### Exercise objective
Return each line of the records holding the string "name".

Items listed in a dataset
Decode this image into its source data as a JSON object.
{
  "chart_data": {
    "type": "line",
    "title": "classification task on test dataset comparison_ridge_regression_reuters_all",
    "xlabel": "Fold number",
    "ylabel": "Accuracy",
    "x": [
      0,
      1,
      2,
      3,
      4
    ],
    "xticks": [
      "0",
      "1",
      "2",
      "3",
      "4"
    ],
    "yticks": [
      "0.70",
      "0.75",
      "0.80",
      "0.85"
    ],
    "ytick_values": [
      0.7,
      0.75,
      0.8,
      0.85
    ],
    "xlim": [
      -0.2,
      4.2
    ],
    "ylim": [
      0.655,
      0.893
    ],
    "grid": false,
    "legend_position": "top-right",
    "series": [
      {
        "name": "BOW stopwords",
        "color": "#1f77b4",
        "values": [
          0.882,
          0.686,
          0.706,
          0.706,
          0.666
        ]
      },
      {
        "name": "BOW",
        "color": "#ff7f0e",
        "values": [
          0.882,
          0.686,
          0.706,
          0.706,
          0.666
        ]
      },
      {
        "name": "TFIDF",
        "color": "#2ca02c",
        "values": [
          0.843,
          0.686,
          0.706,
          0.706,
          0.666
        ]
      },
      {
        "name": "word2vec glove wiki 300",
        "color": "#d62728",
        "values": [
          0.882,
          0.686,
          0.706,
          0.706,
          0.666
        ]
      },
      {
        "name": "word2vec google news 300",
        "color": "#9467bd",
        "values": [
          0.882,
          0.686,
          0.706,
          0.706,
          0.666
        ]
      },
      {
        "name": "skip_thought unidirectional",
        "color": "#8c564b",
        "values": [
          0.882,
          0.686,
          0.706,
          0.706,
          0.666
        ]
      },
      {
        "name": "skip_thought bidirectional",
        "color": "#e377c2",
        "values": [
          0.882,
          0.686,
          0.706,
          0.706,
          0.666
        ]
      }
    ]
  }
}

### Final result
        "name": "BOW stopwords",
        "name": "BOW",
        "name": "TFIDF",
        "name": "word2vec glove wiki 300",
        "name": "word2vec google news 300",
        "name": "skip_thought unidirectional",
        "name": "skip_thought bidirectional",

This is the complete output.